(What to do)
Emit the entire listing verbatim.
-- START --
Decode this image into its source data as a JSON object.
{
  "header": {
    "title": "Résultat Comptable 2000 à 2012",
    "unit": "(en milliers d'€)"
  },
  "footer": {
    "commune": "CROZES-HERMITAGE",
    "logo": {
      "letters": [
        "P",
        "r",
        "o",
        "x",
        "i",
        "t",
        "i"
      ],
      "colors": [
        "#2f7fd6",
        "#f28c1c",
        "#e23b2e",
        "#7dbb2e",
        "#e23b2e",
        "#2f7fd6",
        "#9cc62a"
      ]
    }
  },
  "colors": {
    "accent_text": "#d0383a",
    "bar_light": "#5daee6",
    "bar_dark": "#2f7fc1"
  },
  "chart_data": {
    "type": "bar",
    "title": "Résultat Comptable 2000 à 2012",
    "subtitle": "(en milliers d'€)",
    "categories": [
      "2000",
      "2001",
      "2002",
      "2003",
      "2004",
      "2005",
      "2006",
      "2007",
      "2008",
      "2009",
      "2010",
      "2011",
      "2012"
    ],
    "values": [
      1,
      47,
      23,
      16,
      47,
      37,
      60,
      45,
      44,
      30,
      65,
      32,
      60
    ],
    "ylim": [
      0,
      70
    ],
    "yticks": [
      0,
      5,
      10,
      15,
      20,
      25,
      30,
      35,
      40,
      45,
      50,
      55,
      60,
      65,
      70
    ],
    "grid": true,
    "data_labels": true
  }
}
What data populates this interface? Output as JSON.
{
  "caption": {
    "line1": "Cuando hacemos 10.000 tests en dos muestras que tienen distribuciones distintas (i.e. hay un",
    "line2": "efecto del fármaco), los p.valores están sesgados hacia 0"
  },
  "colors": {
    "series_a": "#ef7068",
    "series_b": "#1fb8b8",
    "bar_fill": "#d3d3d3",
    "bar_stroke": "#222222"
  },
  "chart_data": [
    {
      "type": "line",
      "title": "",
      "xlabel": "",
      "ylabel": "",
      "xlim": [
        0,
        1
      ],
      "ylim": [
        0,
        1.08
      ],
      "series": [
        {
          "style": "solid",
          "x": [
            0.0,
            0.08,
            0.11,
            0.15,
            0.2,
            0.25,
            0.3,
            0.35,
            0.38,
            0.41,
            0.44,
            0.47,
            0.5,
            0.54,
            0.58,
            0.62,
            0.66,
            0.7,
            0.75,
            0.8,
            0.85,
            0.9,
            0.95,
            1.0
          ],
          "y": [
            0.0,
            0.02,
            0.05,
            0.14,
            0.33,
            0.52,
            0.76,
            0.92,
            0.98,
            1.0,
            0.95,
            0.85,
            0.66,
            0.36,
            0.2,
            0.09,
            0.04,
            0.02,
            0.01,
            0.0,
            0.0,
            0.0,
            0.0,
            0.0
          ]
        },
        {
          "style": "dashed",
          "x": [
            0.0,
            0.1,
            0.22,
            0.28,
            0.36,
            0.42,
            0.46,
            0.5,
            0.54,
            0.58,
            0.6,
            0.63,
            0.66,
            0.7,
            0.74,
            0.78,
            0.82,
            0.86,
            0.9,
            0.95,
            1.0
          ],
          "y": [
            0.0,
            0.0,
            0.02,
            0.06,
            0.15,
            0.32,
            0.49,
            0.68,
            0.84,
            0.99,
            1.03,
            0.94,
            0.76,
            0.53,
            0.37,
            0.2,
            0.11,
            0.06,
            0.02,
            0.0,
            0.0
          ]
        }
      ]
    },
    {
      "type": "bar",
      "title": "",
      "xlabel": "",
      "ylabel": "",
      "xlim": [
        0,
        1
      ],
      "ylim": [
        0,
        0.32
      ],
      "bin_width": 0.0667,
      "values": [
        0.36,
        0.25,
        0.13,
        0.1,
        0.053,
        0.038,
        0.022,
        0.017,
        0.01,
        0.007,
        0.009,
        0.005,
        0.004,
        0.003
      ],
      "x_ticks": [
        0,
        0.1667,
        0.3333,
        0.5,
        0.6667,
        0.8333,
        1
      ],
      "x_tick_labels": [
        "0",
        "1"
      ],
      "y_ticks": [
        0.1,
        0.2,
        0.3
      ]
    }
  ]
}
-- END --
(Solution to the problem)
Decode this image into its source data as a JSON object.
{
  "header": {
    "title": "Résultat Comptable 2000 à 2012",
    "unit": "(en milliers d'€)"
  },
  "footer": {
    "commune": "CROZES-HERMITAGE",
    "logo": {
      "letters": [
        "P",
        "r",
        "o",
        "x",
        "i",
        "t",
        "i"
      ],
      "colors": [
        "#2f7fd6",
        "#f28c1c",
        "#e23b2e",
        "#7dbb2e",
        "#e23b2e",
        "#2f7fd6",
        "#9cc62a"
      ]
    }
  },
  "colors": {
    "accent_text": "#d0383a",
    "bar_light": "#5daee6",
    "bar_dark": "#2f7fc1"
  },
  "chart_data": {
    "type": "bar",
    "title": "Résultat Comptable 2000 à 2012",
    "subtitle": "(en milliers d'€)",
    "categories": [
      "2000",
      "2001",
      "2002",
      "2003",
      "2004",
      "2005",
      "2006",
      "2007",
      "2008",
      "2009",
      "2010",
      "2011",
      "2012"
    ],
    "values": [
      1,
      47,
      23,
      16,
      47,
      37,
      60,
      45,
      44,
      30,
      65,
      32,
      60
    ],
    "ylim": [
      0,
      70
    ],
    "yticks": [
      0,
      5,
      10,
      15,
      20,
      25,
      30,
      35,
      40,
      45,
      50,
      55,
      60,
      65,
      70
    ],
    "grid": true,
    "data_labels": true
  }
}
What data populates this interface? Output as JSON.
{
  "caption": {
    "line1": "Cuando hacemos 10.000 tests en dos muestras que tienen distribuciones distintas (i.e. hay un",
    "line2": "efecto del fármaco), los p.valores están sesgados hacia 0"
  },
  "colors": {
    "series_a": "#ef7068",
    "series_b": "#1fb8b8",
    "bar_fill": "#d3d3d3",
    "bar_stroke": "#222222"
  },
  "chart_data": [
    {
      "type": "line",
      "title": "",
      "xlabel": "",
      "ylabel": "",
      "xlim": [
        0,
        1
      ],
      "ylim": [
        0,
        1.08
      ],
      "series": [
        {
          "style": "solid",
          "x": [
            0.0,
            0.08,
            0.11,
            0.15,
            0.2,
            0.25,
            0.3,
            0.35,
            0.38,
            0.41,
            0.44,
            0.47,
            0.5,
            0.54,
            0.58,
            0.62,
            0.66,
            0.7,
            0.75,
            0.8,
            0.85,
            0.9,
            0.95,
            1.0
          ],
          "y": [
            0.0,
            0.02,
            0.05,
            0.14,
            0.33,
            0.52,
            0.76,
            0.92,
            0.98,
            1.0,
            0.95,
            0.85,
            0.66,
            0.36,
            0.2,
            0.09,
            0.04,
            0.02,
            0.01,
            0.0,
            0.0,
            0.0,
            0.0,
            0.0
          ]
        },
        {
          "style": "dashed",
          "x": [
            0.0,
            0.1,
            0.22,
            0.28,
            0.36,
            0.42,
            0.46,
            0.5,
            0.54,
            0.58,
            0.6,
            0.63,
            0.66,
            0.7,
            0.74,
            0.78,
            0.82,
            0.86,
            0.9,
            0.95,
            1.0
          ],
          "y": [
            0.0,
            0.0,
            0.02,
            0.06,
            0.15,
            0.32,
            0.49,
            0.68,
            0.84,
            0.99,
            1.03,
            0.94,
            0.76,
            0.53,
            0.37,
            0.2,
            0.11,
            0.06,
            0.02,
            0.0,
            0.0
          ]
        }
      ]
    },
    {
      "type": "bar",
      "title": "",
      "xlabel": "",
      "ylabel": "",
      "xlim": [
        0,
        1
      ],
      "ylim": [
        0,
        0.32
      ],
      "bin_width": 0.0667,
      "values": [
        0.36,
        0.25,
        0.13,
        0.1,
        0.053,
        0.038,
        0.022,
        0.017,
        0.01,
        0.007,
        0.009,
        0.005,
        0.004,
        0.003
      ],
      "x_ticks": [
        0,
        0.1667,
        0.3333,
        0.5,
        0.6667,
        0.8333,
        1
      ],
      "x_tick_labels": [
        "0",
        "1"
      ],
      "y_ticks": [
        0.1,
        0.2,
        0.3
      ]
    }
  ]
}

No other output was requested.